#### Extract to read:

====================

I agree with GreatFriend. I like Ikea's design, and they are among very few places one can get modern and practical stuff that is very affordable. I think that the quality is usually quite good for the price. And, not everyone can afford even to save up and buy higher quality furniture or find anything worthwhile at craigslist in their region.
"However, if you amortize the cost of a well made piece of furniture over the cost of replacing something several times that was cheaply made, both fiscally and environmentally higher quality makes more sense even if you have to do without for the 'I want it now' time being."
This is a nice idea, but I can't afford to "amortize the cost of a well-made piece of furniture" over the years. I need furniture now and I get the best stuff I can afford. Some of that is from Ikea.
Fortunately for me, I don't care what some privileged rich person on the internet thinks about that.
If Ikea generation means my parents re-did their kitchen in an old Victorian house with Ikea fixtures because they had the only ready-made cabinets that fit and although it was the early 80's they have NEVER even had to consider re-doing the kitchen because the look and feel is so clean it's pretty much timeless then yes, I'm generation Ikea. If only I too could AFFORD their furniture!
After raising kids on a tight budget and LOTS of dumpster diving paint overs.....I thought anything I bough now at IKEA was an upgrade....not the bottom of the line. lol!
I break out in hives when I go near Ikea, therefore, the answer is NO!
OOooh! Did someone call me a "long-winded twat" and I missed it?!?!? Damnit...
Yup, laroya, but it's gone now. It was the author of the quote that started this whole thing. PWI?
Love me some Expedit. My kids' rooms are lined with them. Of course I could wait until I could afford something made of solid wood. But my kids will be in college by then.....
This way I can use my savings to help them through ;-)
Maybe Ikea is anathema to all the trustafarians who have money to purchase a sofa for a couple thousand and fill their McMansions with overpriced antiques. But as a lifelong poor person, single parent trying to make ends meet on a budget most people consider unlivable I am here to say that the my secondhand allerum sofa and my going on 15 year old ivar shelves and five assorted lamps of the same age have meant I could have reliable, functional and relatively attractive furniture to add to the two truly beautiful pieces my parents handed down. I have lived in apartments most of my adult life and Ikea creates furniture in sizes that don't eat up floor space. Compared to the riotously hideous and overpriced crap available at most furniture stores, it's nearly wonderful. I purchase 99% of my furniture from craigslist and when I have to move I tend to pass on the excess to others who can't afford to purchase anything at all.

====================

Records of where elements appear
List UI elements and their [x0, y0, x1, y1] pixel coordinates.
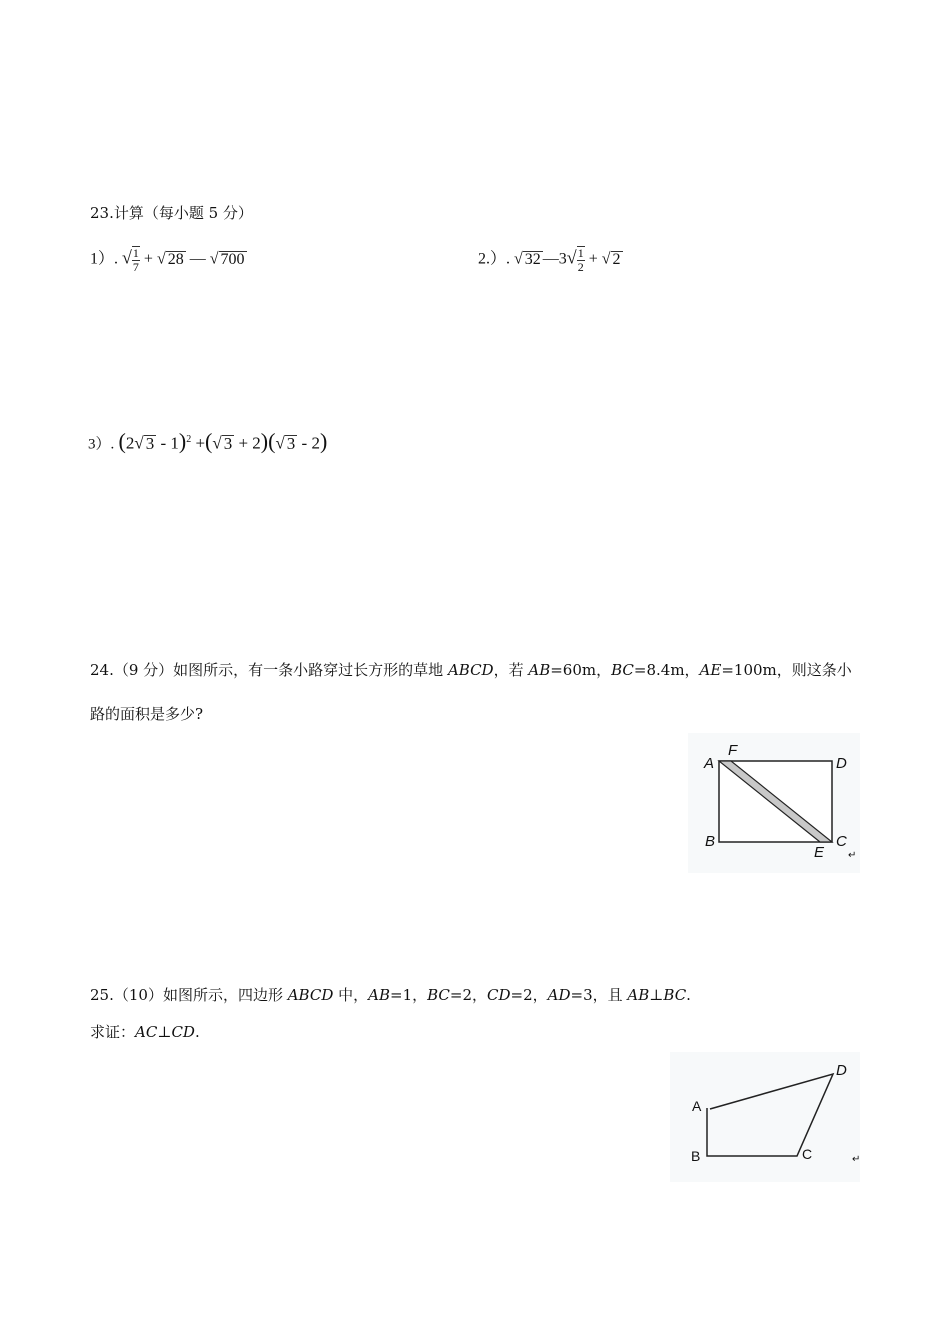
rectangle-diagram	[688, 733, 860, 873]
frac-num: 1	[132, 246, 139, 260]
label-d: D	[836, 755, 847, 772]
plus-sign: +	[195, 433, 206, 453]
q23-part1	[90, 246, 247, 274]
frac-den: 7	[132, 260, 139, 274]
sqrt-sign: √	[156, 250, 166, 268]
q24-text: =60m，	[550, 661, 612, 679]
sqrt-sign: √	[514, 250, 523, 268]
perp-symbol: ⊥	[157, 1023, 172, 1041]
q23-part3	[88, 430, 327, 455]
sqrt-sign: √	[134, 433, 144, 453]
label-a: A	[704, 755, 715, 772]
q24-text: =8.4m，	[633, 661, 700, 679]
var-bc: BC	[611, 661, 634, 679]
mid-term: —3	[542, 250, 567, 268]
paren-close: )	[178, 428, 187, 454]
radicand: 3	[286, 433, 296, 453]
sqrt-sign: √	[209, 250, 219, 268]
label-e: E	[814, 844, 825, 861]
fraction	[577, 246, 585, 274]
plus-sign: +	[143, 250, 153, 268]
radicand: 3	[145, 433, 155, 453]
label-d: D	[836, 1062, 847, 1079]
paren-open: (	[268, 428, 276, 454]
minus-sign: —	[189, 250, 206, 268]
q25-figure	[670, 1052, 860, 1182]
q24-line1	[90, 660, 852, 680]
q25-text: =3，且	[570, 986, 628, 1004]
paren-close: )	[260, 428, 269, 454]
sqrt-sign: √	[601, 250, 611, 268]
plus-sign: +	[588, 250, 598, 268]
sqrt-sign: √	[275, 433, 285, 453]
var-abcd: ABCD	[287, 986, 334, 1004]
q25-prove	[90, 1022, 200, 1042]
term: - 2	[297, 433, 320, 453]
term: + 2	[234, 433, 261, 453]
var-ae: AE	[699, 661, 722, 679]
sqrt-sign: √	[566, 247, 577, 268]
frac-den: 2	[577, 260, 584, 274]
quad-abcd	[707, 1074, 833, 1156]
q23-p3-label: 3）.	[88, 436, 115, 453]
q23-p1-label: 1）.	[90, 250, 119, 268]
q23-title: 23.计算（每小题 5 分）	[90, 204, 253, 222]
coef: 2	[125, 433, 135, 453]
var-ab: AB	[627, 986, 650, 1004]
var-cd: CD	[171, 1023, 195, 1041]
var-ab: AB	[528, 661, 551, 679]
radicand: 28	[167, 250, 184, 268]
return-mark: ↵	[852, 1154, 861, 1165]
q25-text: =2，	[449, 986, 488, 1004]
q25-text: =1，	[390, 986, 428, 1004]
q25-text: .	[686, 986, 691, 1004]
radicand: 700	[220, 250, 245, 268]
fraction	[132, 246, 140, 274]
perp-symbol: ⊥	[649, 986, 664, 1004]
return-mark: ↵	[848, 850, 857, 861]
label-b: B	[705, 833, 716, 850]
label-f: F	[728, 742, 738, 759]
q24-line2: 路的面积是多少?	[90, 705, 204, 723]
var-ad: AD	[547, 986, 571, 1004]
paren-open: (	[205, 428, 213, 454]
q24-text: =100m，则这条小	[721, 661, 852, 679]
q23-part2	[478, 246, 623, 274]
paren-open: (	[118, 428, 126, 454]
radicand: 3	[223, 433, 233, 453]
q24-text: 24.（9 分）如图所示，有一条小路穿过长方形的草地	[90, 661, 448, 679]
q25-line1	[90, 985, 691, 1005]
var-bc: BC	[663, 986, 687, 1004]
label-b: B	[691, 1148, 701, 1164]
var-abcd: ABCD	[447, 661, 494, 679]
radicand: 32	[524, 250, 541, 268]
sqrt-sign: √	[212, 433, 222, 453]
sqrt-sign: √	[122, 247, 132, 268]
q24-figure	[688, 733, 860, 873]
paren-close: )	[319, 428, 328, 454]
q25-text: 中，	[333, 986, 369, 1004]
frac-num: 1	[577, 246, 584, 260]
q25-text: 25.（10）如图所示，四边形	[90, 986, 288, 1004]
label-c: C	[802, 1146, 813, 1162]
exponent: 2	[186, 434, 192, 445]
radicand: 2	[612, 250, 621, 268]
q23-p2-label: 2.）.	[478, 250, 511, 268]
q25-text: .	[194, 1023, 200, 1041]
q25-text: =2，	[510, 986, 548, 1004]
label-a: A	[692, 1098, 702, 1114]
var-cd: CD	[487, 986, 511, 1004]
q25-text: 求证：	[90, 1023, 136, 1041]
term: - 1	[156, 433, 179, 453]
label-c: C	[836, 833, 847, 850]
var-ab: AB	[368, 986, 390, 1004]
var-ac: AC	[135, 1023, 158, 1041]
var-bc: BC	[427, 986, 450, 1004]
q24-text: ，若	[493, 661, 529, 679]
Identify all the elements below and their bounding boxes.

====================

Carry on the comment thread about Ikea furniture from where it stops.

I'm not thrilled with the ecology of most furniture or home decor available but I'm not handy in anyway but painting and stretching a dollar. I am grateful for secondhand furniture and craigslist and yard sales. I am reusing, not trashing.
The prices for so called antiques I see are staggering. And many of the things I see were the equivalent to ikea in their day. I used to rent from a woman who purchased (for a mere $300) a beaten up, paint chipped, sagging at every join, dried out "rustic" wooden pantry style cupboard that she got from someone selling out their parents farmhouse. It actually looked a bit like a mini outhouse with shelves. It had lived in the barn and looked like it. It wasn't rustic, it was trash.
I suspect the people who trash ikea furniture probably haven't had to think twice about the cost of their choices since they left the dorm after their parents paid for their educations.
It's a bit like the ads I see in craigslist. The same ikea furniture advertised from addresses in traditionally lower income neighborhoods is always priced cheaper than the same stuff from the high dollar real estate. The folks moving out of their apartments tend to price things lower than the folks who are "upgrading" their whatever room of their house. Even thrift stores in the wealthier neighborhoods charge more for the same broken down bits and bobs that the more numerous stores in my neighborhood do.
Lucky for those of you who can choose to live and purchase high end, but I long for the day when the concept that most of us don't actually live like you finally lodges in your privileged minds.
And I remain happy with my ikea and my secondhands and grateful to know that I'm lucky to be happy with them.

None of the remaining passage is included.